* **What is asked**
Check each line of the listing below for the string "поперечном", and copy the ones that have it.

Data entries

- - - -

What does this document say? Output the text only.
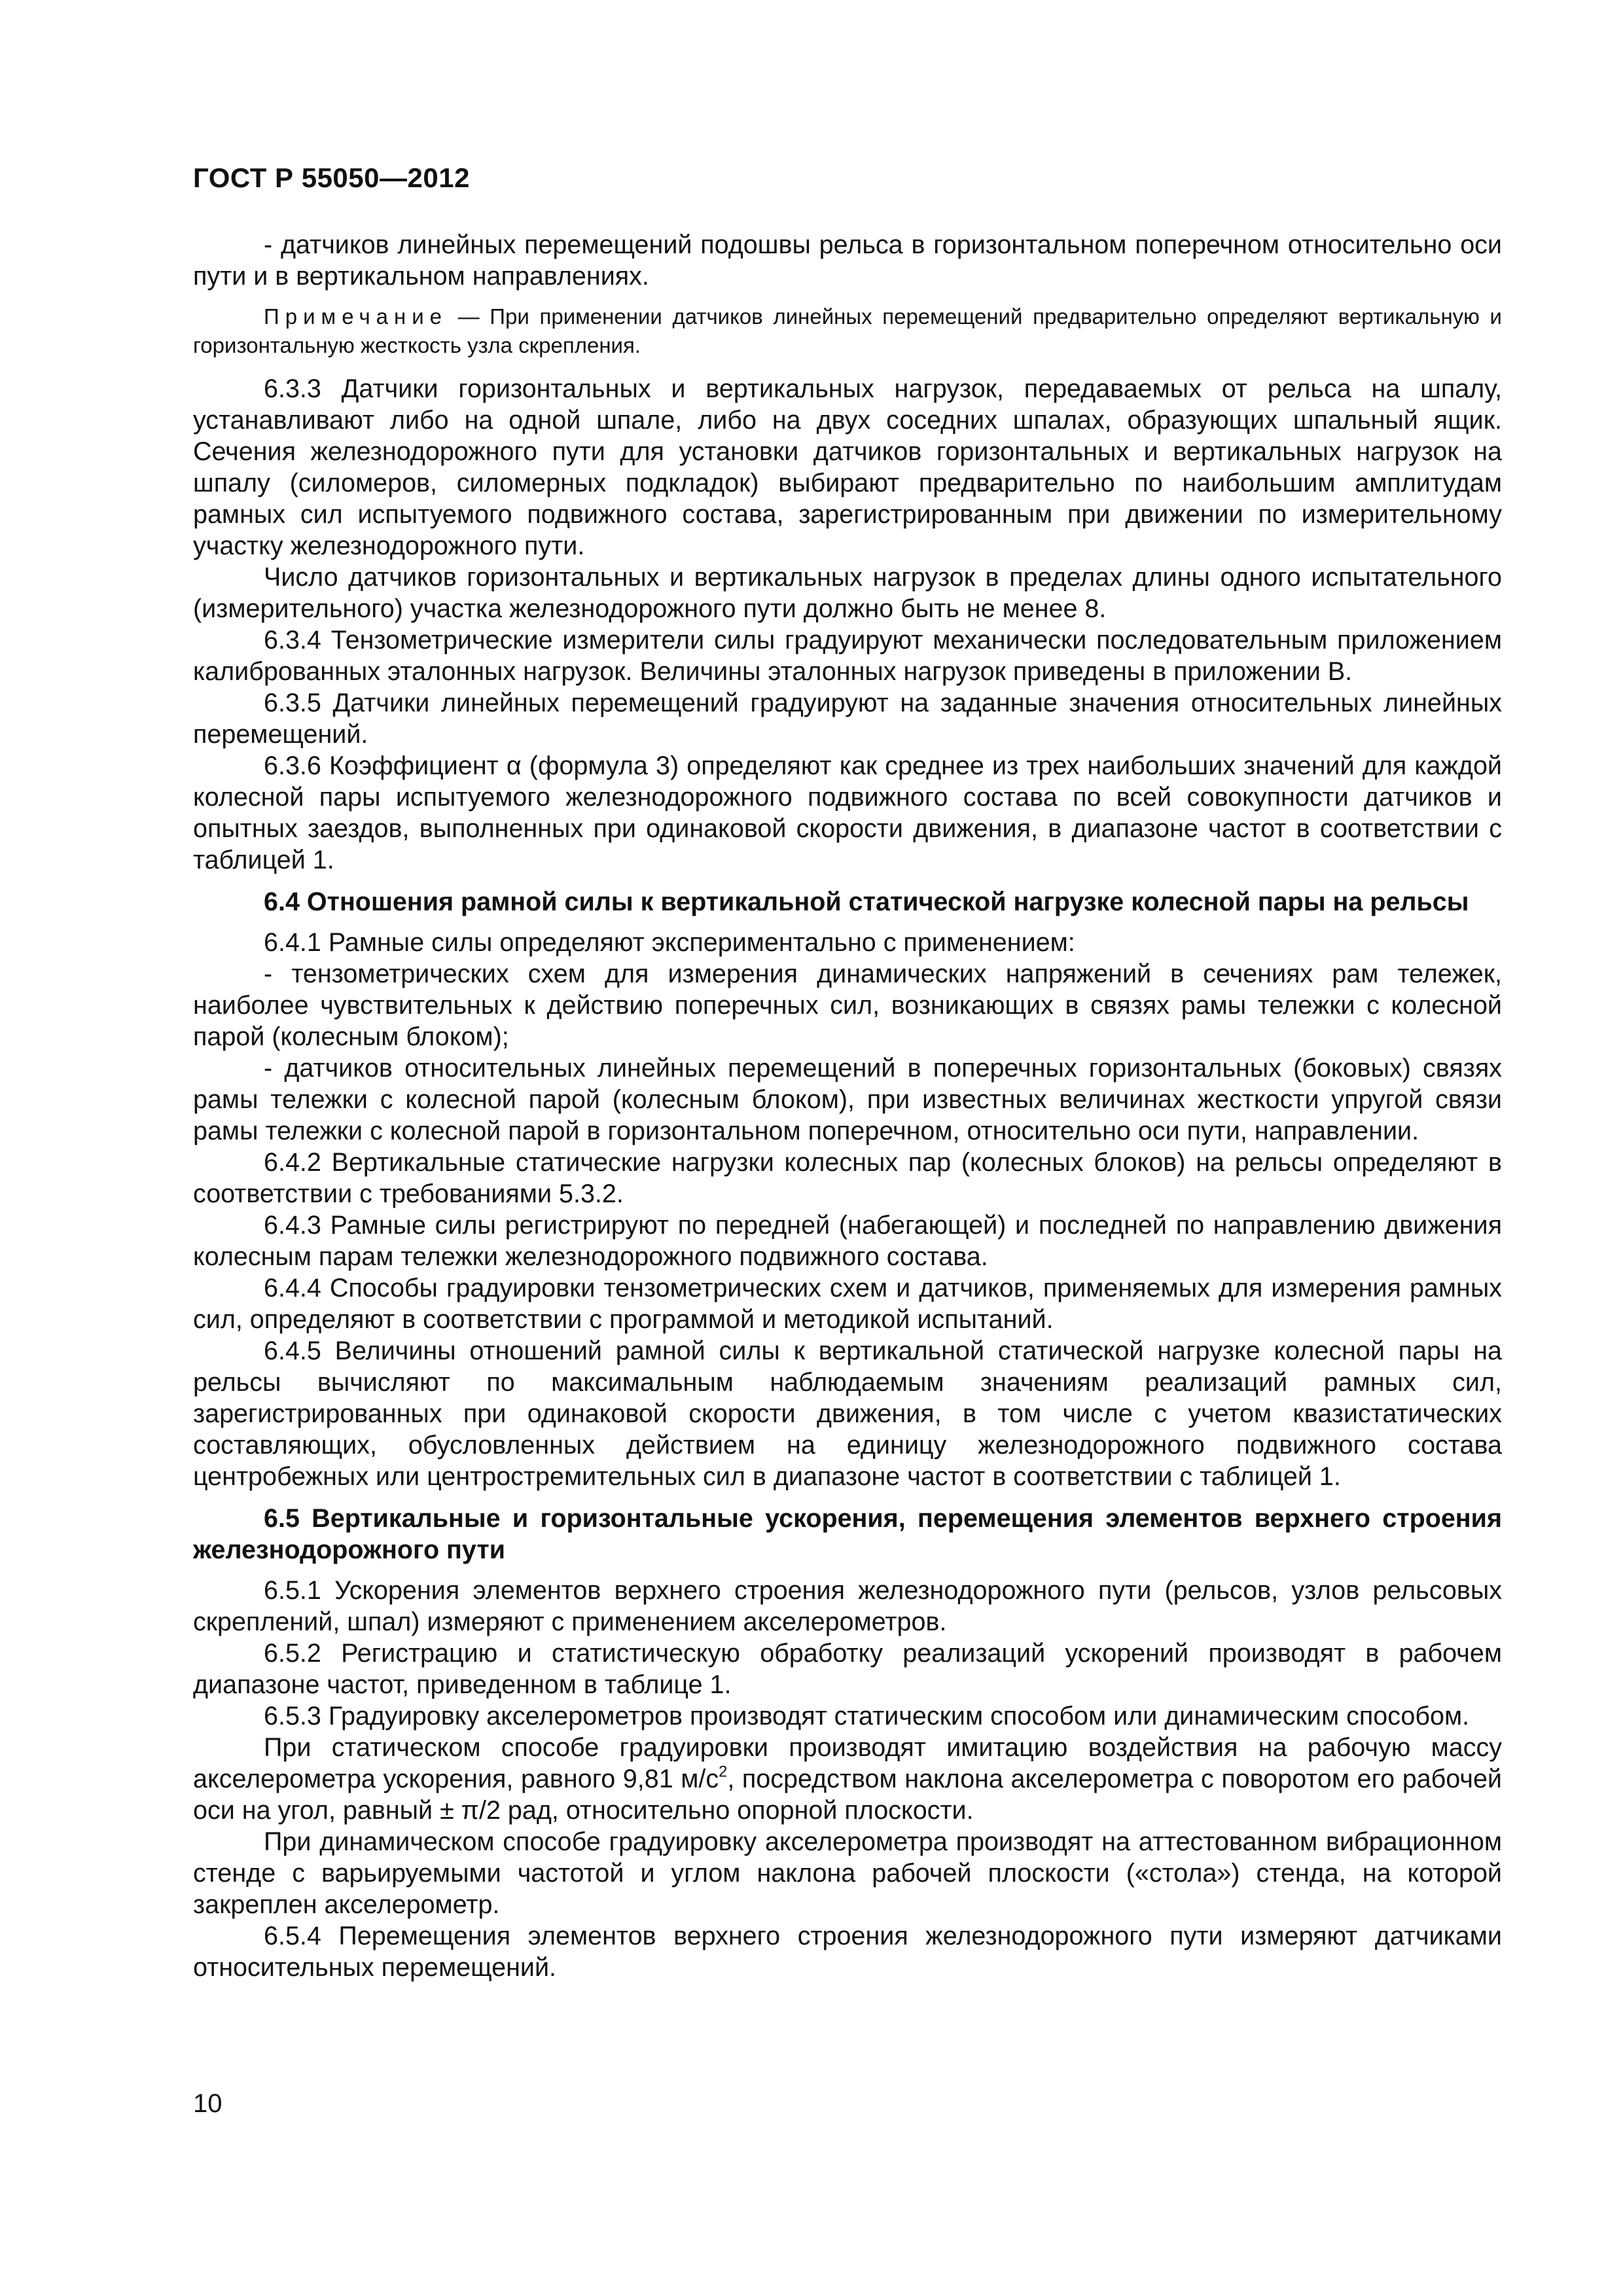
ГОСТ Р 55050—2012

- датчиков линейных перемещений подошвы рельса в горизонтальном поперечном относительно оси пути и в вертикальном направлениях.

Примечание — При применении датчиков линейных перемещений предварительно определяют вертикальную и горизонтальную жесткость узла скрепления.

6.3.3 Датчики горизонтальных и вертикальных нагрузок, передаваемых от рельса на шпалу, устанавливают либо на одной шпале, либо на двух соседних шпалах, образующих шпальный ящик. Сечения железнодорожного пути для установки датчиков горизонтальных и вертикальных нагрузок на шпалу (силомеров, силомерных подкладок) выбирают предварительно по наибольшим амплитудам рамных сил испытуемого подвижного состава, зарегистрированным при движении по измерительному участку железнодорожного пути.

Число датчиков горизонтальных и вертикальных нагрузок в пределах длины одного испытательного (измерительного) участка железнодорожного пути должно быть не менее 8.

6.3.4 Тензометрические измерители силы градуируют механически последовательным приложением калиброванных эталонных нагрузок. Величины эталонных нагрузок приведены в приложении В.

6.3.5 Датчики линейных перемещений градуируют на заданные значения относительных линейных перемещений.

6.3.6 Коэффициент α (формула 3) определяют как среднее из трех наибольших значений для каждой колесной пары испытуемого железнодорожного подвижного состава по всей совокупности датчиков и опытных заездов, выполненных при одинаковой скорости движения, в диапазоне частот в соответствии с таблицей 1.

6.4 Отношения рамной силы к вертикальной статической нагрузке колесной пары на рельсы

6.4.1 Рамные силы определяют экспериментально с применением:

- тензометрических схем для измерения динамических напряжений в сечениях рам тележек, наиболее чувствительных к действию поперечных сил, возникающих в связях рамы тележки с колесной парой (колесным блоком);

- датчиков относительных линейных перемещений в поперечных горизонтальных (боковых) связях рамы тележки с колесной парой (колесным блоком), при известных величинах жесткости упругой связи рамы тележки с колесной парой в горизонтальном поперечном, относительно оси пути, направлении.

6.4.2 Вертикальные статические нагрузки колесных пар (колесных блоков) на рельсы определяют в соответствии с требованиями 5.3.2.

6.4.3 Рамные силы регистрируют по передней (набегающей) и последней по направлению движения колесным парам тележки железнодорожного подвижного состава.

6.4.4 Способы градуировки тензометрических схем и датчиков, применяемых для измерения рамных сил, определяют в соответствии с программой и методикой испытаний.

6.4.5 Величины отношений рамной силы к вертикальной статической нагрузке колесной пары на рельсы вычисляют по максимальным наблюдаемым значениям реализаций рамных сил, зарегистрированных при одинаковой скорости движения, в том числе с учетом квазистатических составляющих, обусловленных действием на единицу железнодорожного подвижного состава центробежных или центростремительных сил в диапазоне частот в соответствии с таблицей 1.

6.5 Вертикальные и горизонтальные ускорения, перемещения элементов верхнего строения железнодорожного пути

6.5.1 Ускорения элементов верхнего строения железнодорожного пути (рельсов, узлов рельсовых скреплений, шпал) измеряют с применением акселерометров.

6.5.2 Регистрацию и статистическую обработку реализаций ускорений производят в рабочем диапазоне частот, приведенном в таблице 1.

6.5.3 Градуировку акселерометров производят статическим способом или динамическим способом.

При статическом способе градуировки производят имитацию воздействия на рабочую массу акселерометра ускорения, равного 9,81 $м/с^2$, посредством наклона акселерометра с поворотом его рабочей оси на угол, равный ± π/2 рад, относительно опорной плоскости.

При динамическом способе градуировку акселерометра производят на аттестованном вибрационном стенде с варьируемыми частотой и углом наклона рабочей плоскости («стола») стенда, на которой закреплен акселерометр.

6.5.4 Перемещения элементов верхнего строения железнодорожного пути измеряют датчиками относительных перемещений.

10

- - - -

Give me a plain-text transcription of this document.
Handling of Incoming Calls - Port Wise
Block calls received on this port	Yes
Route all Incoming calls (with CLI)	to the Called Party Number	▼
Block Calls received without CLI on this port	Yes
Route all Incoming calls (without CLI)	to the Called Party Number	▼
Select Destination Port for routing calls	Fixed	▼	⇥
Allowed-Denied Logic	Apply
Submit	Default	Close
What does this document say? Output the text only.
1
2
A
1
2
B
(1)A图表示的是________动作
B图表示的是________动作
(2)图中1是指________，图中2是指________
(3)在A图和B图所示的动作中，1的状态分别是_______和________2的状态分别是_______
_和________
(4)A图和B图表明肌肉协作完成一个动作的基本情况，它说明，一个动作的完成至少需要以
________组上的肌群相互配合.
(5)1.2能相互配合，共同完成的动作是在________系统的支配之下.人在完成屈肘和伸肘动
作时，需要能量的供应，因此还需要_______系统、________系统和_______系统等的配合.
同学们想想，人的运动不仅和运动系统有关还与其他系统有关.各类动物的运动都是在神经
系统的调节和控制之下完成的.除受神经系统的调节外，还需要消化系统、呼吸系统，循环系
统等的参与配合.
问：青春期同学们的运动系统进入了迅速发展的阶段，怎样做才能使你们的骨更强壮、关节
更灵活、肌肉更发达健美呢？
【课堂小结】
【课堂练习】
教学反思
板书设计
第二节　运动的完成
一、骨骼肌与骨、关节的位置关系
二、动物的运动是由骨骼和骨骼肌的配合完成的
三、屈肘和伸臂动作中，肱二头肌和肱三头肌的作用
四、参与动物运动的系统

- - - -

* **Correct output**
- датчиков линейных перемещений подошвы рельса в горизонтальном поперечном относительно оси пути и в вертикальном направлениях.
- датчиков относительных линейных перемещений в поперечных горизонтальных (боковых) связях рамы тележки с колесной парой (колесным блоком), при известных величинах жесткости упругой связи рамы тележки с колесной парой в горизонтальном поперечном, относительно оси пути, направлении.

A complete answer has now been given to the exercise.